◆ Exercise:
Could you print every record below exactly as it appears?
--
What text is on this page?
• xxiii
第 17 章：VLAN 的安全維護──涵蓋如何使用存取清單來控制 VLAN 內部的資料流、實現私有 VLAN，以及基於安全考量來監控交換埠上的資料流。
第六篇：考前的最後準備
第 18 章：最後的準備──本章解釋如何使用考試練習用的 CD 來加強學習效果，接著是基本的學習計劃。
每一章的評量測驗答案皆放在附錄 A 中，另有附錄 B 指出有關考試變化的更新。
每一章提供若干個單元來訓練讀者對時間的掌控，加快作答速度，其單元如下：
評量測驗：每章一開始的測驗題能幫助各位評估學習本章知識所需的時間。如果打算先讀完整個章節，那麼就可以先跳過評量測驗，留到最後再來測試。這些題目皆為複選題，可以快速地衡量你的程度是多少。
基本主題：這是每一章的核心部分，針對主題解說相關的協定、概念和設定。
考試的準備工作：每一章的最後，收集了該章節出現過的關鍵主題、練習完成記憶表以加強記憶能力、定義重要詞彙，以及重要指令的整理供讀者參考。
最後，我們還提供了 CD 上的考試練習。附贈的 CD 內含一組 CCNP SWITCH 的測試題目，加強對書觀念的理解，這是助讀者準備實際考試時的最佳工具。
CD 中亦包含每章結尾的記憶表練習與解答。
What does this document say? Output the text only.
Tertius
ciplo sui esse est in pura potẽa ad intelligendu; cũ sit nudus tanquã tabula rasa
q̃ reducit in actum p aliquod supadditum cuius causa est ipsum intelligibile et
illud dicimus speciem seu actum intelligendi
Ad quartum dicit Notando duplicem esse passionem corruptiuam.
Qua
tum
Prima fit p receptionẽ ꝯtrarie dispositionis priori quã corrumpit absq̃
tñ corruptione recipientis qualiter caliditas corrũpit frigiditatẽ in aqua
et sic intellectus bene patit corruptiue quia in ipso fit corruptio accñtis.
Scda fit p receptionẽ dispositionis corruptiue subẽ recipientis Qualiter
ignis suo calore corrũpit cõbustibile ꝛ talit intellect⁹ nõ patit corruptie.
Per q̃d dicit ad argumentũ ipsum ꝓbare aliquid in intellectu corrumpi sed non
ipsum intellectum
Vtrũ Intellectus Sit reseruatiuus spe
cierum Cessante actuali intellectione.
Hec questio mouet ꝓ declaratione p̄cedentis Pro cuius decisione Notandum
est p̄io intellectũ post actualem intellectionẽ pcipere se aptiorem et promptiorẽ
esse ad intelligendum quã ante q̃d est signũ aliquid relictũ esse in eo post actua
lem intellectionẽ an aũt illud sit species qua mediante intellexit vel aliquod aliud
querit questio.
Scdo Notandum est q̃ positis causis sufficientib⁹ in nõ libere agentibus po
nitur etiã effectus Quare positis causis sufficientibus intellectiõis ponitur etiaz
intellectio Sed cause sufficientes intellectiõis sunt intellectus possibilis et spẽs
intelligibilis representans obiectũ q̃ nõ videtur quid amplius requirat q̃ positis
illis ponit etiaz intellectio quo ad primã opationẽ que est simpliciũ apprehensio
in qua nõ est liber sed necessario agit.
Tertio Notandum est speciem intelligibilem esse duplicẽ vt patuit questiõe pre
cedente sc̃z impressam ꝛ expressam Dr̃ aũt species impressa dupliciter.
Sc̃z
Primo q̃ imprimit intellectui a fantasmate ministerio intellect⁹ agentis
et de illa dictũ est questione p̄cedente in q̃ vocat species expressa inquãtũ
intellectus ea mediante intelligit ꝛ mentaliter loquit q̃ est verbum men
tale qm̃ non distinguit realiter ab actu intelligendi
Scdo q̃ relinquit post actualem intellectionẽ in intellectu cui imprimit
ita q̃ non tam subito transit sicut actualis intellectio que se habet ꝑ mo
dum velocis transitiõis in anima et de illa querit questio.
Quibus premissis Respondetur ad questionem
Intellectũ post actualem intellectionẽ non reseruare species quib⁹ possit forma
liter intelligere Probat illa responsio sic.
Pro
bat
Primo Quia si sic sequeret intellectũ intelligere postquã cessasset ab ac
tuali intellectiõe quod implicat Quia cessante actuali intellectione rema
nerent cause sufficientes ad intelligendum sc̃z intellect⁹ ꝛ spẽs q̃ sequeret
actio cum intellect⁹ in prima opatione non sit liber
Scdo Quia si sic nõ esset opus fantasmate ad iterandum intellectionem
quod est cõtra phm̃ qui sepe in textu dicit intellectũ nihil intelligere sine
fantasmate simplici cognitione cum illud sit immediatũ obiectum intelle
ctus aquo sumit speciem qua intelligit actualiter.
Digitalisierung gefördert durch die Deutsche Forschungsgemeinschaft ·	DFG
--
◆ Finished task:
What text is on this page?
• xxiii
第 17 章：VLAN 的安全維護──涵蓋如何使用存取清單來控制 VLAN 內部的資料流、實現私有 VLAN，以及基於安全考量來監控交換埠上的資料流。
第六篇：考前的最後準備
第 18 章：最後的準備──本章解釋如何使用考試練習用的 CD 來加強學習效果，接著是基本的學習計劃。
每一章的評量測驗答案皆放在附錄 A 中，另有附錄 B 指出有關考試變化的更新。
每一章提供若干個單元來訓練讀者對時間的掌控，加快作答速度，其單元如下：
評量測驗：每章一開始的測驗題能幫助各位評估學習本章知識所需的時間。如果打算先讀完整個章節，那麼就可以先跳過評量測驗，留到最後再來測試。這些題目皆為複選題，可以快速地衡量你的程度是多少。
基本主題：這是每一章的核心部分，針對主題解說相關的協定、概念和設定。
考試的準備工作：每一章的最後，收集了該章節出現過的關鍵主題、練習完成記憶表以加強記憶能力、定義重要詞彙，以及重要指令的整理供讀者參考。
最後，我們還提供了 CD 上的考試練習。附贈的 CD 內含一組 CCNP SWITCH 的測試題目，加強對書觀念的理解，這是助讀者準備實際考試時的最佳工具。
CD 中亦包含每章結尾的記憶表練習與解答。
What does this document say? Output the text only.
Tertius
ciplo sui esse est in pura potẽa ad intelligendu; cũ sit nudus tanquã tabula rasa
q̃ reducit in actum p aliquod supadditum cuius causa est ipsum intelligibile et
illud dicimus speciem seu actum intelligendi
Ad quartum dicit Notando duplicem esse passionem corruptiuam.
Qua
tum
Prima fit p receptionẽ ꝯtrarie dispositionis priori quã corrumpit absq̃
tñ corruptione recipientis qualiter caliditas corrũpit frigiditatẽ in aqua
et sic intellectus bene patit corruptiue quia in ipso fit corruptio accñtis.
Scda fit p receptionẽ dispositionis corruptiue subẽ recipientis Qualiter
ignis suo calore corrũpit cõbustibile ꝛ talit intellect⁹ nõ patit corruptie.
Per q̃d dicit ad argumentũ ipsum ꝓbare aliquid in intellectu corrumpi sed non
ipsum intellectum
Vtrũ Intellectus Sit reseruatiuus spe
cierum Cessante actuali intellectione.
Hec questio mouet ꝓ declaratione p̄cedentis Pro cuius decisione Notandum
est p̄io intellectũ post actualem intellectionẽ pcipere se aptiorem et promptiorẽ
esse ad intelligendum quã ante q̃d est signũ aliquid relictũ esse in eo post actua
lem intellectionẽ an aũt illud sit species qua mediante intellexit vel aliquod aliud
querit questio.
Scdo Notandum est q̃ positis causis sufficientib⁹ in nõ libere agentibus po
nitur etiã effectus Quare positis causis sufficientibus intellectiõis ponitur etiaz
intellectio Sed cause sufficientes intellectiõis sunt intellectus possibilis et spẽs
intelligibilis representans obiectũ q̃ nõ videtur quid amplius requirat q̃ positis
illis ponit etiaz intellectio quo ad primã opationẽ que est simpliciũ apprehensio
in qua nõ est liber sed necessario agit.
Tertio Notandum est speciem intelligibilem esse duplicẽ vt patuit questiõe pre
cedente sc̃z impressam ꝛ expressam Dr̃ aũt species impressa dupliciter.
Sc̃z
Primo q̃ imprimit intellectui a fantasmate ministerio intellect⁹ agentis
et de illa dictũ est questione p̄cedente in q̃ vocat species expressa inquãtũ
intellectus ea mediante intelligit ꝛ mentaliter loquit q̃ est verbum men
tale qm̃ non distinguit realiter ab actu intelligendi
Scdo q̃ relinquit post actualem intellectionẽ in intellectu cui imprimit
ita q̃ non tam subito transit sicut actualis intellectio que se habet ꝑ mo
dum velocis transitiõis in anima et de illa querit questio.
Quibus premissis Respondetur ad questionem
Intellectũ post actualem intellectionẽ non reseruare species quib⁹ possit forma
liter intelligere Probat illa responsio sic.
Pro
bat
Primo Quia si sic sequeret intellectũ intelligere postquã cessasset ab ac
tuali intellectiõe quod implicat Quia cessante actuali intellectione rema
nerent cause sufficientes ad intelligendum sc̃z intellect⁹ ꝛ spẽs q̃ sequeret
actio cum intellect⁹ in prima opatione non sit liber
Scdo Quia si sic nõ esset opus fantasmate ad iterandum intellectionem
quod est cõtra phm̃ qui sepe in textu dicit intellectũ nihil intelligere sine
fantasmate simplici cognitione cum illud sit immediatũ obiectum intelle
ctus aquo sumit speciem qua intelligit actualiter.
Digitalisierung gefördert durch die Deutsche Forschungsgemeinschaft ·	DFG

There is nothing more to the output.